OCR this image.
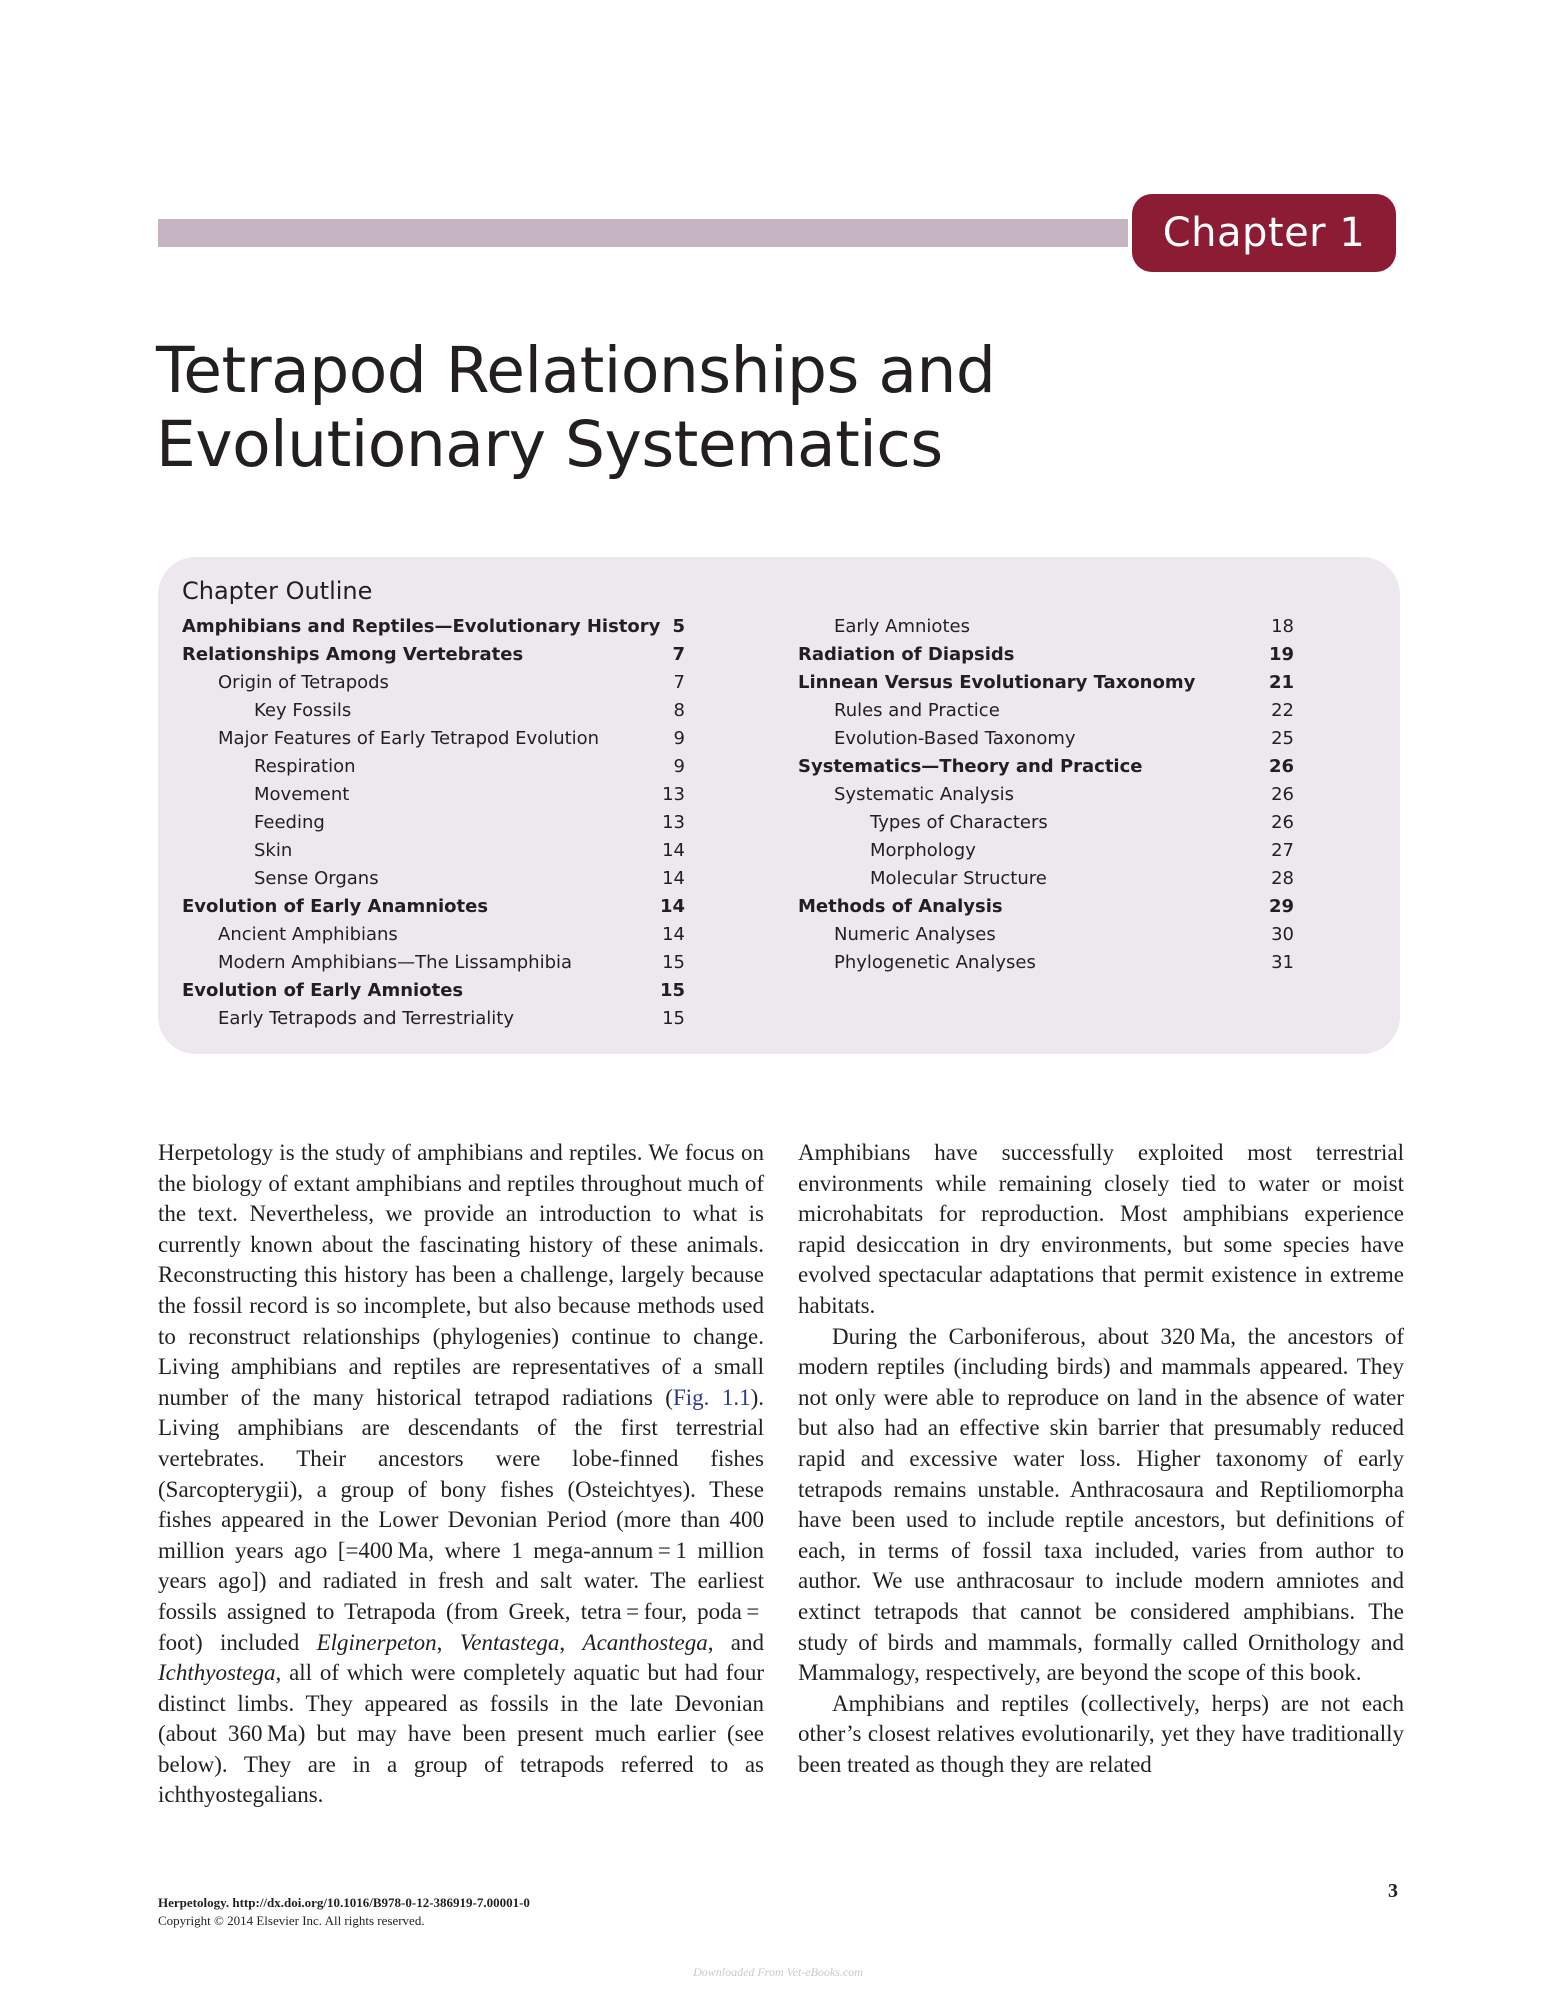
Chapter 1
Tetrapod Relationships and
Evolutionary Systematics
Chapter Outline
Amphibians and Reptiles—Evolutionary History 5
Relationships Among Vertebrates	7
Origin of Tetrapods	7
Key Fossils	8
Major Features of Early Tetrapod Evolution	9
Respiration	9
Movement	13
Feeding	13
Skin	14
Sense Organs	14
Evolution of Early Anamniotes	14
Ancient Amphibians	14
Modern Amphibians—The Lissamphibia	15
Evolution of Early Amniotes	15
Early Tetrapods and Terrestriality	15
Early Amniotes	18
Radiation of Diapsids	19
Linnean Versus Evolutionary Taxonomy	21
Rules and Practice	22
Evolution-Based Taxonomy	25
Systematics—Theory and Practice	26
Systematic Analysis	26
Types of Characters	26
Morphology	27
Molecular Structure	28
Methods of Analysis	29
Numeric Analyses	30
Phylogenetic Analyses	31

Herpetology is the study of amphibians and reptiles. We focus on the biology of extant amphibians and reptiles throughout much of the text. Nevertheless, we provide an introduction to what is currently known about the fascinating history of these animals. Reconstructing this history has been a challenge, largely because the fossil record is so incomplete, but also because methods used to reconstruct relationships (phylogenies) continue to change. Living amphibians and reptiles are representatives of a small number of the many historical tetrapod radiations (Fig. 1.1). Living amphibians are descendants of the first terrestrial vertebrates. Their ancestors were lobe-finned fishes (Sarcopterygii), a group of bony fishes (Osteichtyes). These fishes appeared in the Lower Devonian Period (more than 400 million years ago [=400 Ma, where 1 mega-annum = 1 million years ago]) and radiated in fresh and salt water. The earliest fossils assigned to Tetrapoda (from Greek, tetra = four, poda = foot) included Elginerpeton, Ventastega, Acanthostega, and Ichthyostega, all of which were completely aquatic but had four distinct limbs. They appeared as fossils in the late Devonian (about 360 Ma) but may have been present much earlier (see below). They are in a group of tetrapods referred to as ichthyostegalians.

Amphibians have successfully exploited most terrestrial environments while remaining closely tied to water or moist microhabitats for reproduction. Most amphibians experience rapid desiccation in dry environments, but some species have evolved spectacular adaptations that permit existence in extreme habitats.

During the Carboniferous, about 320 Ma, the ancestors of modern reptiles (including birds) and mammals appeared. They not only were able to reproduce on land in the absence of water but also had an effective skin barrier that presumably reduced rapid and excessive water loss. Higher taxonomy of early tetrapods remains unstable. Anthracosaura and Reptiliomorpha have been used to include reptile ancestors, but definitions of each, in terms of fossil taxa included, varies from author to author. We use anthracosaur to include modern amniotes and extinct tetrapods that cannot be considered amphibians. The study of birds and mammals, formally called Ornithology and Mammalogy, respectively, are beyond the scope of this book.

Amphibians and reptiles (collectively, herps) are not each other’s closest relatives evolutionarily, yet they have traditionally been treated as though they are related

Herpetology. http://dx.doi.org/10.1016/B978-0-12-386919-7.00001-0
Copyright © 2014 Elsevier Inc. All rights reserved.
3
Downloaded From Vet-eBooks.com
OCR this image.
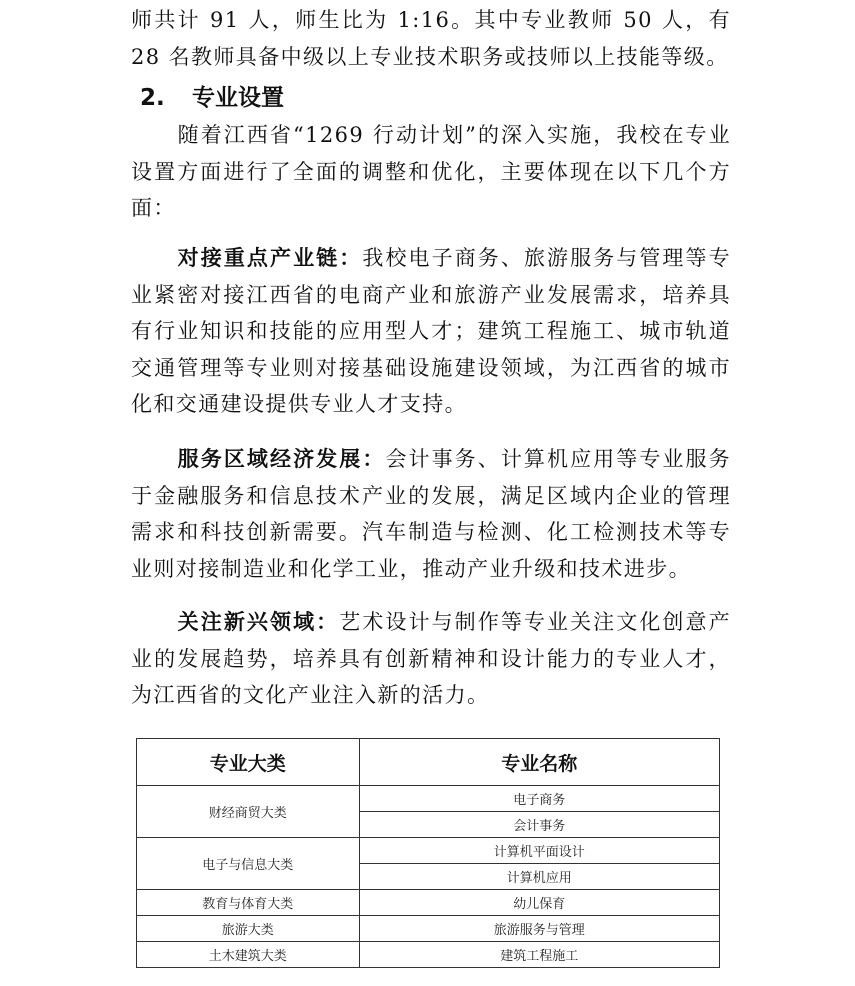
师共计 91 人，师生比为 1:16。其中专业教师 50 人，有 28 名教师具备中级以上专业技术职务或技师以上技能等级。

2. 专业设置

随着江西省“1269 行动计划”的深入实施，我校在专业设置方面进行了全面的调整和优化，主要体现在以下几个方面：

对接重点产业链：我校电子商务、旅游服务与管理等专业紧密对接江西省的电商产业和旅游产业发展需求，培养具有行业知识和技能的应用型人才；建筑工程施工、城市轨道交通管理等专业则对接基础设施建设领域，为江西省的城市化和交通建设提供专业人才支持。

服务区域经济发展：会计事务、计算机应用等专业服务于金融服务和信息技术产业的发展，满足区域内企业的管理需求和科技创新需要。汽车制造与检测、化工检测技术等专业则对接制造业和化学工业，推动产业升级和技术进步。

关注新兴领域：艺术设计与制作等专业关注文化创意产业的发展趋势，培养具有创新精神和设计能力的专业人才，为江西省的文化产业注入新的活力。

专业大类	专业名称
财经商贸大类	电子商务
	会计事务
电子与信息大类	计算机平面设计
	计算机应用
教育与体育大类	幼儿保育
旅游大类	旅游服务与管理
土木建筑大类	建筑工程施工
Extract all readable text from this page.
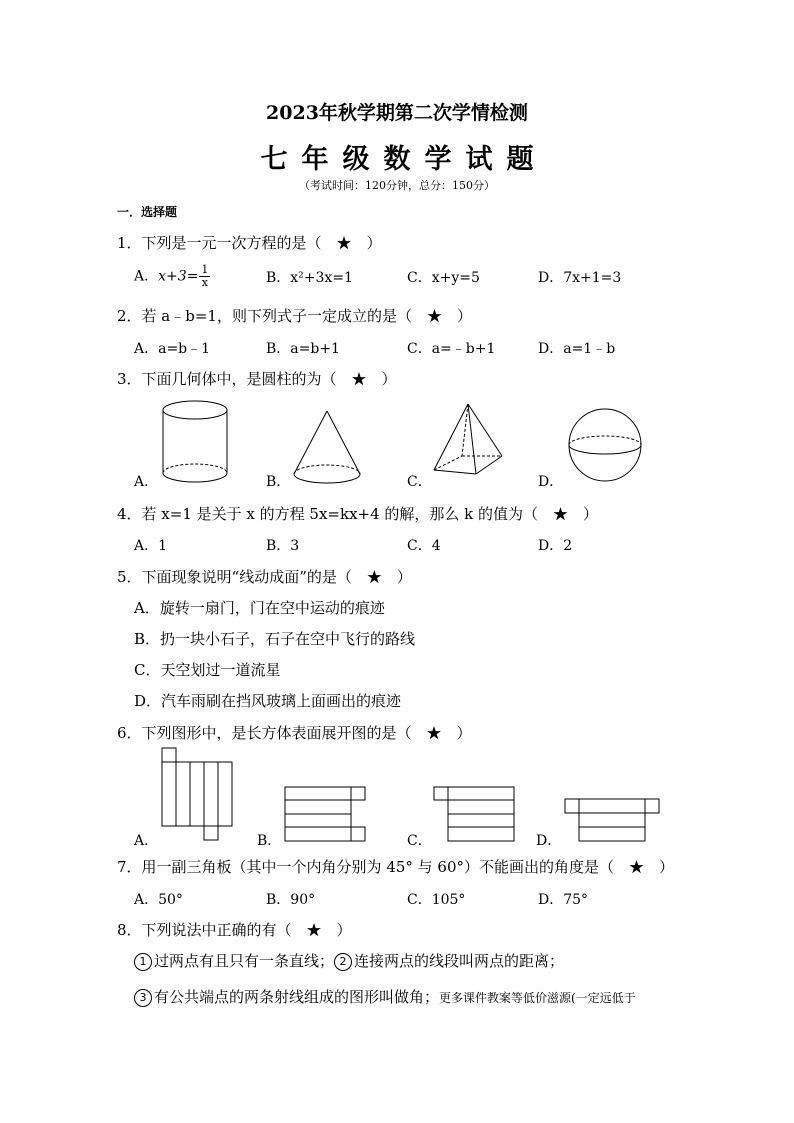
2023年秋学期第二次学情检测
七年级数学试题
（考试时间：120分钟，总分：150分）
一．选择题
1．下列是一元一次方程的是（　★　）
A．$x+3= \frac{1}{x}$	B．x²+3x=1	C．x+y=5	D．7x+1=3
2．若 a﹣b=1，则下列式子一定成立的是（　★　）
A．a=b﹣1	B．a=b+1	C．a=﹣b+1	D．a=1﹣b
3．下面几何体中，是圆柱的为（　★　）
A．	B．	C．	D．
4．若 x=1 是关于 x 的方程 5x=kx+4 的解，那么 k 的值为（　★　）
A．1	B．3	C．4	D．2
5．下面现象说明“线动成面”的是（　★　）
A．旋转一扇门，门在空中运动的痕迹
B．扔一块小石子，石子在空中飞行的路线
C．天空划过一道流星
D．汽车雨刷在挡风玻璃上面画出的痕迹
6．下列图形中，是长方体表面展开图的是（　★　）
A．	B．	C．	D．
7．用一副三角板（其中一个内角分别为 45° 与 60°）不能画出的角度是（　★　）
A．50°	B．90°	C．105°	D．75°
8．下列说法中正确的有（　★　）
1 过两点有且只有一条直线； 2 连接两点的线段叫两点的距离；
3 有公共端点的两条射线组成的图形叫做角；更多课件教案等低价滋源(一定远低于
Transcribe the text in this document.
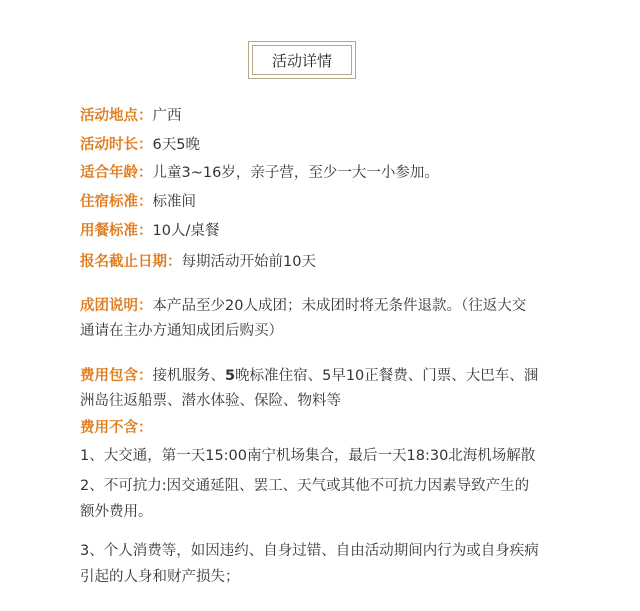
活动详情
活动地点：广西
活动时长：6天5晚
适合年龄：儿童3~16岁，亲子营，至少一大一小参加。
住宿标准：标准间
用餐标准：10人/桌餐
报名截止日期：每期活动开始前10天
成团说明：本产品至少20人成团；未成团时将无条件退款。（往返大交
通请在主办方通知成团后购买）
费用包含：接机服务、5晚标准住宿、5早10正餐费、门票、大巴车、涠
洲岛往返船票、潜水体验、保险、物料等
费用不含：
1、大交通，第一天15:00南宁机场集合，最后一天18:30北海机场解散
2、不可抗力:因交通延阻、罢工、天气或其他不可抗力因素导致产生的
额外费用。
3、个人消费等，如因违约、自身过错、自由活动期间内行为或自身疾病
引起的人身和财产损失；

• SHORT PROBLEM:
Make a word-for-word copy of the entries, without any pictures.

• TASK RESPONSE:
OCR this image.
Chapter 1
Tetrapod Relationships and
Evolutionary Systematics
Chapter Outline
Amphibians and Reptiles—Evolutionary History 5
Relationships Among Vertebrates	7
Origin of Tetrapods	7
Key Fossils	8
Major Features of Early Tetrapod Evolution	9
Respiration	9
Movement	13
Feeding	13
Skin	14
Sense Organs	14
Evolution of Early Anamniotes	14
Ancient Amphibians	14
Modern Amphibians—The Lissamphibia	15
Evolution of Early Amniotes	15
Early Tetrapods and Terrestriality	15
Early Amniotes	18
Radiation of Diapsids	19
Linnean Versus Evolutionary Taxonomy	21
Rules and Practice	22
Evolution-Based Taxonomy	25
Systematics—Theory and Practice	26
Systematic Analysis	26
Types of Characters	26
Morphology	27
Molecular Structure	28
Methods of Analysis	29
Numeric Analyses	30
Phylogenetic Analyses	31

Herpetology is the study of amphibians and reptiles. We focus on the biology of extant amphibians and reptiles throughout much of the text. Nevertheless, we provide an introduction to what is currently known about the fascinating history of these animals. Reconstructing this history has been a challenge, largely because the fossil record is so incomplete, but also because methods used to reconstruct relationships (phylogenies) continue to change. Living amphibians and reptiles are representatives of a small number of the many historical tetrapod radiations (Fig. 1.1). Living amphibians are descendants of the first terrestrial vertebrates. Their ancestors were lobe-finned fishes (Sarcopterygii), a group of bony fishes (Osteichtyes). These fishes appeared in the Lower Devonian Period (more than 400 million years ago [=400 Ma, where 1 mega-annum = 1 million years ago]) and radiated in fresh and salt water. The earliest fossils assigned to Tetrapoda (from Greek, tetra = four, poda = foot) included Elginerpeton, Ventastega, Acanthostega, and Ichthyostega, all of which were completely aquatic but had four distinct limbs. They appeared as fossils in the late Devonian (about 360 Ma) but may have been present much earlier (see below). They are in a group of tetrapods referred to as ichthyostegalians.

Amphibians have successfully exploited most terrestrial environments while remaining closely tied to water or moist microhabitats for reproduction. Most amphibians experience rapid desiccation in dry environments, but some species have evolved spectacular adaptations that permit existence in extreme habitats.

During the Carboniferous, about 320 Ma, the ancestors of modern reptiles (including birds) and mammals appeared. They not only were able to reproduce on land in the absence of water but also had an effective skin barrier that presumably reduced rapid and excessive water loss. Higher taxonomy of early tetrapods remains unstable. Anthracosaura and Reptiliomorpha have been used to include reptile ancestors, but definitions of each, in terms of fossil taxa included, varies from author to author. We use anthracosaur to include modern amniotes and extinct tetrapods that cannot be considered amphibians. The study of birds and mammals, formally called Ornithology and Mammalogy, respectively, are beyond the scope of this book.

Amphibians and reptiles (collectively, herps) are not each other’s closest relatives evolutionarily, yet they have traditionally been treated as though they are related

Herpetology. http://dx.doi.org/10.1016/B978-0-12-386919-7.00001-0
Copyright © 2014 Elsevier Inc. All rights reserved.
3
Downloaded From Vet-eBooks.com
OCR this image.
师共计 91 人，师生比为 1:16。其中专业教师 50 人，有 28 名教师具备中级以上专业技术职务或技师以上技能等级。

2. 专业设置

随着江西省“1269 行动计划”的深入实施，我校在专业设置方面进行了全面的调整和优化，主要体现在以下几个方面：

对接重点产业链：我校电子商务、旅游服务与管理等专业紧密对接江西省的电商产业和旅游产业发展需求，培养具有行业知识和技能的应用型人才；建筑工程施工、城市轨道交通管理等专业则对接基础设施建设领域，为江西省的城市化和交通建设提供专业人才支持。

服务区域经济发展：会计事务、计算机应用等专业服务于金融服务和信息技术产业的发展，满足区域内企业的管理需求和科技创新需要。汽车制造与检测、化工检测技术等专业则对接制造业和化学工业，推动产业升级和技术进步。

关注新兴领域：艺术设计与制作等专业关注文化创意产业的发展趋势，培养具有创新精神和设计能力的专业人才，为江西省的文化产业注入新的活力。

专业大类	专业名称
财经商贸大类	电子商务
	会计事务
电子与信息大类	计算机平面设计
	计算机应用
教育与体育大类	幼儿保育
旅游大类	旅游服务与管理
土木建筑大类	建筑工程施工
Extract all readable text from this page.
2023年秋学期第二次学情检测
七年级数学试题
（考试时间：120分钟，总分：150分）
一．选择题
1．下列是一元一次方程的是（　★　）
A．$x+3= \frac{1}{x}$	B．x²+3x=1	C．x+y=5	D．7x+1=3
2．若 a﹣b=1，则下列式子一定成立的是（　★　）
A．a=b﹣1	B．a=b+1	C．a=﹣b+1	D．a=1﹣b
3．下面几何体中，是圆柱的为（　★　）
A．	B．	C．	D．
4．若 x=1 是关于 x 的方程 5x=kx+4 的解，那么 k 的值为（　★　）
A．1	B．3	C．4	D．2
5．下面现象说明“线动成面”的是（　★　）
A．旋转一扇门，门在空中运动的痕迹
B．扔一块小石子，石子在空中飞行的路线
C．天空划过一道流星
D．汽车雨刷在挡风玻璃上面画出的痕迹
6．下列图形中，是长方体表面展开图的是（　★　）
A．	B．	C．	D．
7．用一副三角板（其中一个内角分别为 45° 与 60°）不能画出的角度是（　★　）
A．50°	B．90°	C．105°	D．75°
8．下列说法中正确的有（　★　）
1 过两点有且只有一条直线； 2 连接两点的线段叫两点的距离；
3 有公共端点的两条射线组成的图形叫做角；更多课件教案等低价滋源(一定远低于
Transcribe the text in this document.
活动详情
活动地点：广西
活动时长：6天5晚
适合年龄：儿童3~16岁，亲子营，至少一大一小参加。
住宿标准：标准间
用餐标准：10人/桌餐
报名截止日期：每期活动开始前10天
成团说明：本产品至少20人成团；未成团时将无条件退款。（往返大交
通请在主办方通知成团后购买）
费用包含：接机服务、5晚标准住宿、5早10正餐费、门票、大巴车、涠
洲岛往返船票、潜水体验、保险、物料等
费用不含：
1、大交通，第一天15:00南宁机场集合，最后一天18:30北海机场解散
2、不可抗力:因交通延阻、罢工、天气或其他不可抗力因素导致产生的
额外费用。
3、个人消费等，如因违约、自身过错、自由活动期间内行为或自身疾病
引起的人身和财产损失；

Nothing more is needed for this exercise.